■ **WHAT YOU ARE ASKED TO DO**
Isolate every line in the data with the string "Приморский" and copy it.

■ **GIVEN ENTRIES**
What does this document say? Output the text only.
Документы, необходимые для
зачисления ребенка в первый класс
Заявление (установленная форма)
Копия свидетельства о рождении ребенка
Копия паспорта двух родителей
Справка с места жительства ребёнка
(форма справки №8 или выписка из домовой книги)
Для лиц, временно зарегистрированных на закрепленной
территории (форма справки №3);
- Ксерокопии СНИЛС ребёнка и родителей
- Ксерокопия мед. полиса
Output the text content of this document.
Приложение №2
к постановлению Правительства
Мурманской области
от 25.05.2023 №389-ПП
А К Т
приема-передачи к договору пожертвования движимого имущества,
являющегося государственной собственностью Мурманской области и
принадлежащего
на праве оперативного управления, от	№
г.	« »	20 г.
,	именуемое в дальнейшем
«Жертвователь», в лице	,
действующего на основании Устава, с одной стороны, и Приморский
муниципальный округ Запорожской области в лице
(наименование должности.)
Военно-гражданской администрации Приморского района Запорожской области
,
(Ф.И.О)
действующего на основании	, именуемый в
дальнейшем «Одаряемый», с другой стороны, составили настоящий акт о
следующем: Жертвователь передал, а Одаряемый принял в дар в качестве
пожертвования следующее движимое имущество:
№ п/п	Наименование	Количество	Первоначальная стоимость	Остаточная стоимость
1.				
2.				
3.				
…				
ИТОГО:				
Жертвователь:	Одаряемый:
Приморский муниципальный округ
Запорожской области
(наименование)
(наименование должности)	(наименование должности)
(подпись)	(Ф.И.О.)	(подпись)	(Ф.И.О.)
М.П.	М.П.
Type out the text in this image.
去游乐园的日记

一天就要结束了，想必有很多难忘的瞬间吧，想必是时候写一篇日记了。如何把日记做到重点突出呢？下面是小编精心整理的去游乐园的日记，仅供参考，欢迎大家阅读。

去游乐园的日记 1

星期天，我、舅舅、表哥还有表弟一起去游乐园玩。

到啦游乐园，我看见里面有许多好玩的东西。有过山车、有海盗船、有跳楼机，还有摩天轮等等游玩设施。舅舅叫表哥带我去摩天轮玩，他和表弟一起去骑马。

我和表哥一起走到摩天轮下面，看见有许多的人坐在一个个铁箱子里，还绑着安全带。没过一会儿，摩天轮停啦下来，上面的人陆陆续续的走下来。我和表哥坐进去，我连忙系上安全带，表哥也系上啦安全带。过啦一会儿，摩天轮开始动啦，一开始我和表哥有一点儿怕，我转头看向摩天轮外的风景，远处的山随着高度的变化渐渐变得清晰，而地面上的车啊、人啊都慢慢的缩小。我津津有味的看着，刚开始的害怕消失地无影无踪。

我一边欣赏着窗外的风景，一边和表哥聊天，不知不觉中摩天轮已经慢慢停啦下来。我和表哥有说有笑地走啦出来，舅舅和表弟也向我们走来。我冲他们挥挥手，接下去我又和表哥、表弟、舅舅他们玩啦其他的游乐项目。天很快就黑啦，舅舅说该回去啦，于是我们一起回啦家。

■ **THE REPLY**
действующего на основании Устава, с одной стороны, и Приморский
Приморский муниципальный округ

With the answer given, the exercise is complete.